begin SOURCE MATERIAL

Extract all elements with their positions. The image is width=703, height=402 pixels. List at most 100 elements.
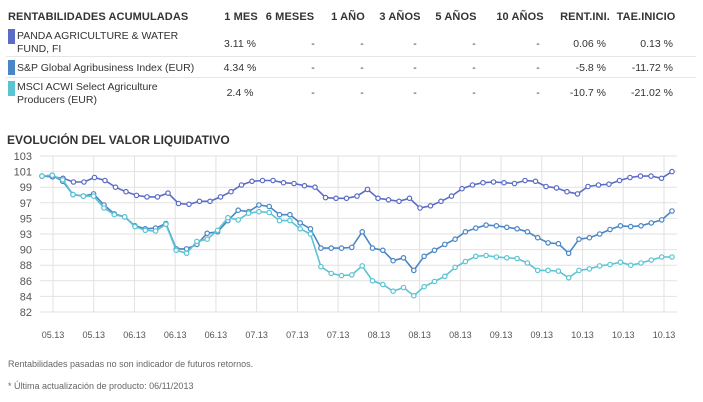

end SOURCE MATERIAL
begin SOURCE MATERIAL

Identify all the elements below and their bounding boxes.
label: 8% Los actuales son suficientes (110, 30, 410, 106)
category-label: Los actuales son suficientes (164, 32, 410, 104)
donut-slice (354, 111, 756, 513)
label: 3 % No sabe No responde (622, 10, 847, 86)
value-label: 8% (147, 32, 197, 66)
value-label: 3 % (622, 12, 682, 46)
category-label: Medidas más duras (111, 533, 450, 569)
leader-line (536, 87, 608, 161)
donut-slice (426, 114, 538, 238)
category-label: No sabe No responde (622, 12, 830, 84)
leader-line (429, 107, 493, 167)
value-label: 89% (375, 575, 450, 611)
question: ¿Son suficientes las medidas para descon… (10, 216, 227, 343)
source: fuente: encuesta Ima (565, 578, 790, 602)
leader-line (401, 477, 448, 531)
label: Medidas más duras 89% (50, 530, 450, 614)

end SOURCE MATERIAL
begin SOURCE MATERIAL

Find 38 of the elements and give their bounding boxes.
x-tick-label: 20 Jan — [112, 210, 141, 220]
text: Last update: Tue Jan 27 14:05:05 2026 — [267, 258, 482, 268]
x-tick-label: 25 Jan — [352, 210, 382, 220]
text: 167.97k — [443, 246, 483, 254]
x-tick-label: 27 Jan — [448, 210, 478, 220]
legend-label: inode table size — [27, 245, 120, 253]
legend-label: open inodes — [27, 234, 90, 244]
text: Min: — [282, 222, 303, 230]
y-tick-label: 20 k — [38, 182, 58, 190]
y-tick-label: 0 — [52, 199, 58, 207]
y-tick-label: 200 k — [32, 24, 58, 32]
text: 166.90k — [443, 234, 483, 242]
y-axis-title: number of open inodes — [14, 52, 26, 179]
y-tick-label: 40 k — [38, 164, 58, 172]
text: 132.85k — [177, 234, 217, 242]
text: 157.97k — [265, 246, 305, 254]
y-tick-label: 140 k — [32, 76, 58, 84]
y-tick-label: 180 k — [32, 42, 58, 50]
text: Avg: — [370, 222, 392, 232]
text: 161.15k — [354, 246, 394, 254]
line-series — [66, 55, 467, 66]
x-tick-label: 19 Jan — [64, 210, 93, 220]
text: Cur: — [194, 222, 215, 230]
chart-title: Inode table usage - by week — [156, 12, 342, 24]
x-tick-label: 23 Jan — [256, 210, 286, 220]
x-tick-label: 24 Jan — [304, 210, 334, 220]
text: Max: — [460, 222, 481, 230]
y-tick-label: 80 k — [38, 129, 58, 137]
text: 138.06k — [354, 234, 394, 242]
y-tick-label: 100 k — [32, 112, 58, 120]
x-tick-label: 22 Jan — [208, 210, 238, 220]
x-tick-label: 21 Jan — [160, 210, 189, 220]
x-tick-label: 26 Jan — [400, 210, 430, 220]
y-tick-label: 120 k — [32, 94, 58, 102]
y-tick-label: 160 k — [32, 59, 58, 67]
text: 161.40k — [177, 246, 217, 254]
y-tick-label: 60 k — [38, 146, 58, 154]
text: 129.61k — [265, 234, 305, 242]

end SOURCE MATERIAL

Copy the stretch of rows above, from the row containing "Find 38 of the" through the row containing "x-tick-label: 27 Jan — [448, 210, 478, 220]", keeping every character unchanged.

Find 38 of the elements and give their bounding boxes.
x-tick-label: 20 Jan — [112, 210, 141, 220]
text: Last update: Tue Jan 27 14:05:05 2026 — [267, 258, 482, 268]
x-tick-label: 25 Jan — [352, 210, 382, 220]
text: 167.97k — [443, 246, 483, 254]
x-tick-label: 27 Jan — [448, 210, 478, 220]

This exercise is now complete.